» **Exercise**
Exact reproduction is required for all entries.

» **Dataset records**
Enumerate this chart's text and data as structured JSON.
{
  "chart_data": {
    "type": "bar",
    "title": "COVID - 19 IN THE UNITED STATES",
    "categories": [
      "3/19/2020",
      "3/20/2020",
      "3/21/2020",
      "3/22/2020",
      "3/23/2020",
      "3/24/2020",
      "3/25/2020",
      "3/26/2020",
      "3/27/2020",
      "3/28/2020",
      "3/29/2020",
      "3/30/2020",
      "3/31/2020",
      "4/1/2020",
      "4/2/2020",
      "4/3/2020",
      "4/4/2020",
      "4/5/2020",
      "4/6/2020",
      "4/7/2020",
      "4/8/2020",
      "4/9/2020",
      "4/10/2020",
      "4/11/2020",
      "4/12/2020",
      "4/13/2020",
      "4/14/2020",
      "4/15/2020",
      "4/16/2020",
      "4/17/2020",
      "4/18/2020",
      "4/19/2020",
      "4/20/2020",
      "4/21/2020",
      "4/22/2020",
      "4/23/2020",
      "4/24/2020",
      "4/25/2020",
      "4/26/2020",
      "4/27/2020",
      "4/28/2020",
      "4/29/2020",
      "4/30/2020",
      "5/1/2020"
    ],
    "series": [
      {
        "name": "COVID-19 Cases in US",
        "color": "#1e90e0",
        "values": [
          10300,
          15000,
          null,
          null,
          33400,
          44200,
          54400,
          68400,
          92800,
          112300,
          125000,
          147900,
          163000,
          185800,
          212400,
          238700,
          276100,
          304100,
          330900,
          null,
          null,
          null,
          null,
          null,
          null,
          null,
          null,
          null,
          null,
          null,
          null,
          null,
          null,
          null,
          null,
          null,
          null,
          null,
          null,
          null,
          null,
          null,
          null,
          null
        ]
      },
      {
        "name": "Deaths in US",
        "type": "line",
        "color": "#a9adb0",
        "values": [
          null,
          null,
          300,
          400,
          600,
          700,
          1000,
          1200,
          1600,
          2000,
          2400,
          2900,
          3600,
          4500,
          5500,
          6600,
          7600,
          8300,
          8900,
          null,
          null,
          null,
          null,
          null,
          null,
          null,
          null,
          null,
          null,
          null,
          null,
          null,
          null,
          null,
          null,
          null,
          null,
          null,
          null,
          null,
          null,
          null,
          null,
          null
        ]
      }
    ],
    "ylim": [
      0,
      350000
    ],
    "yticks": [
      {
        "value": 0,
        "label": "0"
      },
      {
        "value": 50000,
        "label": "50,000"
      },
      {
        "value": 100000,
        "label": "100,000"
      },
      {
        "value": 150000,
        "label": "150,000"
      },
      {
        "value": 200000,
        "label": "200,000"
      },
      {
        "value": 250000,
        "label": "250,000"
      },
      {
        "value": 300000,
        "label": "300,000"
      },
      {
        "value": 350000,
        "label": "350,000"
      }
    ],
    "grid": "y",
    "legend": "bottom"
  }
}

» **Finished task**
Enumerate this chart's text and data as structured JSON.
{
  "chart_data": {
    "type": "bar",
    "title": "COVID - 19 IN THE UNITED STATES",
    "categories": [
      "3/19/2020",
      "3/20/2020",
      "3/21/2020",
      "3/22/2020",
      "3/23/2020",
      "3/24/2020",
      "3/25/2020",
      "3/26/2020",
      "3/27/2020",
      "3/28/2020",
      "3/29/2020",
      "3/30/2020",
      "3/31/2020",
      "4/1/2020",
      "4/2/2020",
      "4/3/2020",
      "4/4/2020",
      "4/5/2020",
      "4/6/2020",
      "4/7/2020",
      "4/8/2020",
      "4/9/2020",
      "4/10/2020",
      "4/11/2020",
      "4/12/2020",
      "4/13/2020",
      "4/14/2020",
      "4/15/2020",
      "4/16/2020",
      "4/17/2020",
      "4/18/2020",
      "4/19/2020",
      "4/20/2020",
      "4/21/2020",
      "4/22/2020",
      "4/23/2020",
      "4/24/2020",
      "4/25/2020",
      "4/26/2020",
      "4/27/2020",
      "4/28/2020",
      "4/29/2020",
      "4/30/2020",
      "5/1/2020"
    ],
    "series": [
      {
        "name": "COVID-19 Cases in US",
        "color": "#1e90e0",
        "values": [
          10300,
          15000,
          null,
          null,
          33400,
          44200,
          54400,
          68400,
          92800,
          112300,
          125000,
          147900,
          163000,
          185800,
          212400,
          238700,
          276100,
          304100,
          330900,
          null,
          null,
          null,
          null,
          null,
          null,
          null,
          null,
          null,
          null,
          null,
          null,
          null,
          null,
          null,
          null,
          null,
          null,
          null,
          null,
          null,
          null,
          null,
          null,
          null
        ]
      },
      {
        "name": "Deaths in US",
        "type": "line",
        "color": "#a9adb0",
        "values": [
          null,
          null,
          300,
          400,
          600,
          700,
          1000,
          1200,
          1600,
          2000,
          2400,
          2900,
          3600,
          4500,
          5500,
          6600,
          7600,
          8300,
          8900,
          null,
          null,
          null,
          null,
          null,
          null,
          null,
          null,
          null,
          null,
          null,
          null,
          null,
          null,
          null,
          null,
          null,
          null,
          null,
          null,
          null,
          null,
          null,
          null,
          null
        ]
      }
    ],
    "ylim": [
      0,
      350000
    ],
    "yticks": [
      {
        "value": 0,
        "label": "0"
      },
      {
        "value": 50000,
        "label": "50,000"
      },
      {
        "value": 100000,
        "label": "100,000"
      },
      {
        "value": 150000,
        "label": "150,000"
      },
      {
        "value": 200000,
        "label": "200,000"
      },
      {
        "value": 250000,
        "label": "250,000"
      },
      {
        "value": 300000,
        "label": "300,000"
      },
      {
        "value": 350000,
        "label": "350,000"
      }
    ],
    "grid": "y",
    "legend": "bottom"
  }
}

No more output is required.